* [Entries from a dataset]

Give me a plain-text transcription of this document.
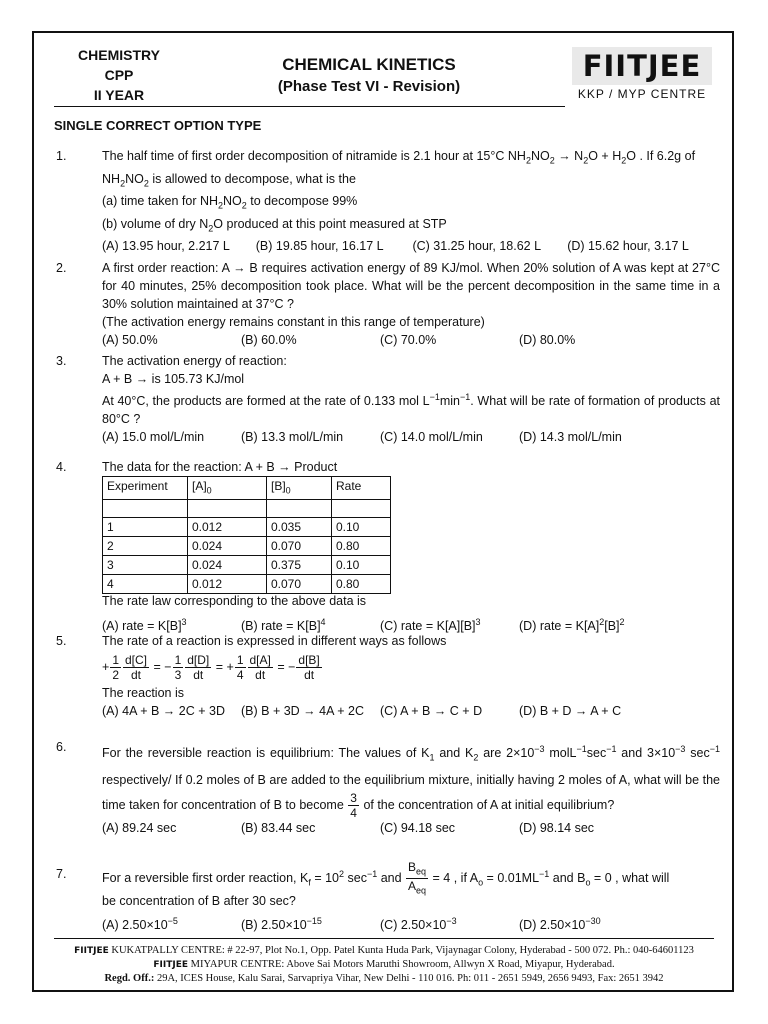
CHEMISTRY
CPP
II YEAR
CHEMICAL KINETICS
(Phase Test VI - Revision)
FIITJEE
KKP / MYP CENTRE
SINGLE CORRECT OPTION TYPE
1.	The half time of first order decomposition of nitramide is 2.1 hour at 15°C $NH_2NO_2 \to N_2O + H_2O$ . If 6.2g of
$NH_2NO_2$ is allowed to decompose, what is the
(a) time taken for $NH_2NO_2$ to decompose 99%
(b) volume of dry $N_2O$ produced at this point measured at STP
(A) 13.95 hour, 2.217 L	(B) 19.85 hour, 16.17 L	(C) 31.25 hour, 18.62 L	(D) 15.62 hour, 3.17 L
2.	A first order reaction: A → B requires activation energy of 89 KJ/mol. When 20% solution of A was kept at 27°C for 40 minutes, 25% decomposition took place. What will be the percent decomposition in the same time in a 30% solution maintained at 37°C ?
(The activation energy remains constant in this range of temperature)
(A) 50.0%	(B) 60.0%	(C) 70.0%	(D) 80.0%
3.	The activation energy of reaction:
A + B → is 105.73 KJ/mol
At 40°C, the products are formed at the rate of 0.133 mol $L^{-1}\min^{-1}$. What will be rate of formation of products at 80°C ?
(A) 15.0 mol/L/min	(B) 13.3 mol/L/min	(C) 14.0 mol/L/min	(D) 14.3 mol/L/min
4.	The data for the reaction: A + B → Product
Experiment	$[A]_0$	$[B]_0$	Rate

1	0.012	0.035	0.10
2	0.024	0.070	0.80
3	0.024	0.375	0.10
4	0.012	0.070	0.80
The rate law corresponding to the above data is
(A) rate = $K[B]^3$	(B) rate = $K[B]^4$	(C) rate = $K[A][B]^3$	(D) rate = $K[A]^2[B]^2$
5.	The rate of a reaction is expressed in different ways as follows
+ $\frac{1}{2} \frac{d[C]}{dt}$ = − $\frac{1}{3} \frac{d[D]}{dt}$ = + $\frac{1}{4} \frac{d[A]}{dt}$ = − $\frac{d[B]}{dt}$
The reaction is
(A) 4A + B → 2C + 3D	(B) B + 3D → 4A + 2C	(C) A + B → C + D	(D) B + D → A + C
6.	For the reversible reaction is equilibrium: The values of $K_1$ and $K_2$ are $2\times 10^{-3}$ $molL^{-1}\sec^{-1}$ and $3\times 10^{-3}$ $\sec^{-1}$ respectively/ If 0.2 moles of B are added to the equilibrium mixture, initially having 2 moles of A, what will be the time taken for concentration of B to become $\frac{3}{4}$ of the concentration of A at initial equilibrium?
(A) 89.24 sec	(B) 83.44 sec	(C) 94.18 sec	(D) 98.14 sec
7.	For a reversible first order reaction, $K_f = 10^2$ $\sec^{-1}$ and $\frac{B_{eq}}{A_{eq}} = 4$ , if $A_o = 0.01ML^{-1}$ and $B_o = 0$ , what will
be concentration of B after 30 sec?
(A) $2.50\times 10^{-5}$	(B) $2.50\times 10^{-15}$	(C) $2.50\times 10^{-3}$	(D) $2.50\times 10^{-30}$
FIITJEE KUKATPALLY CENTRE: # 22-97, Plot No.1, Opp. Patel Kunta Huda Park, Vijaynagar Colony, Hyderabad - 500 072. Ph.: 040-64601123
FIITJEE MIYAPUR CENTRE: Above Sai Motors Maruthi Showroom, Allwyn X Road, Miyapur, Hyderabad.
Regd. Off.: 29A, ICES House, Kalu Sarai, Sarvapriya Vihar, New Delhi - 110 016. Ph: 011 - 2651 5949, 2656 9493, Fax: 2651 3942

* [Exercise brief] From the listing above, return each line with the word "Hyderabad".

* [Correct answer]
FIITJEE KUKATPALLY CENTRE: # 22-97, Plot No.1, Opp. Patel Kunta Huda Park, Vijaynagar Colony, Hyderabad - 500 072. Ph.: 040-64601123
FIITJEE MIYAPUR CENTRE: Above Sai Motors Maruthi Showroom, Allwyn X Road, Miyapur, Hyderabad.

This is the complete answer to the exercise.